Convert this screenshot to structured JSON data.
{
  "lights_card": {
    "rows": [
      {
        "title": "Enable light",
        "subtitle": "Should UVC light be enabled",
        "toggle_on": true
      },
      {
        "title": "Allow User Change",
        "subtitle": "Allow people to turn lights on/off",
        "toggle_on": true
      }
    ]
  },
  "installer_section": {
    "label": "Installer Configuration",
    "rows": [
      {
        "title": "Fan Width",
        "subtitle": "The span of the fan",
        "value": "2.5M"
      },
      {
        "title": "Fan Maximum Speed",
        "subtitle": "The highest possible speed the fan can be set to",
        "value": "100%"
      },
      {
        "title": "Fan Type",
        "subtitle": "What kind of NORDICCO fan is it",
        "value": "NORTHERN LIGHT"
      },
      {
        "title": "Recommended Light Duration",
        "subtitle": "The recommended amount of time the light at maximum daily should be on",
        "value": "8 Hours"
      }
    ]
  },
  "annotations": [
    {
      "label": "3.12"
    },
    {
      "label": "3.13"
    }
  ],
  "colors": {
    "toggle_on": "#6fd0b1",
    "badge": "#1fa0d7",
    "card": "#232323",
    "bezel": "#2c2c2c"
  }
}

WHAT THE EXERCISE ASKS » Reproduce all the records precisely.

RESULT OF THIS TASK »
Convert this screenshot to structured JSON data.
{
  "lights_card": {
    "rows": [
      {
        "title": "Enable light",
        "subtitle": "Should UVC light be enabled",
        "toggle_on": true
      },
      {
        "title": "Allow User Change",
        "subtitle": "Allow people to turn lights on/off",
        "toggle_on": true
      }
    ]
  },
  "installer_section": {
    "label": "Installer Configuration",
    "rows": [
      {
        "title": "Fan Width",
        "subtitle": "The span of the fan",
        "value": "2.5M"
      },
      {
        "title": "Fan Maximum Speed",
        "subtitle": "The highest possible speed the fan can be set to",
        "value": "100%"
      },
      {
        "title": "Fan Type",
        "subtitle": "What kind of NORDICCO fan is it",
        "value": "NORTHERN LIGHT"
      },
      {
        "title": "Recommended Light Duration",
        "subtitle": "The recommended amount of time the light at maximum daily should be on",
        "value": "8 Hours"
      }
    ]
  },
  "annotations": [
    {
      "label": "3.12"
    },
    {
      "label": "3.13"
    }
  ],
  "colors": {
    "toggle_on": "#6fd0b1",
    "badge": "#1fa0d7",
    "card": "#232323",
    "bezel": "#2c2c2c"
  }
}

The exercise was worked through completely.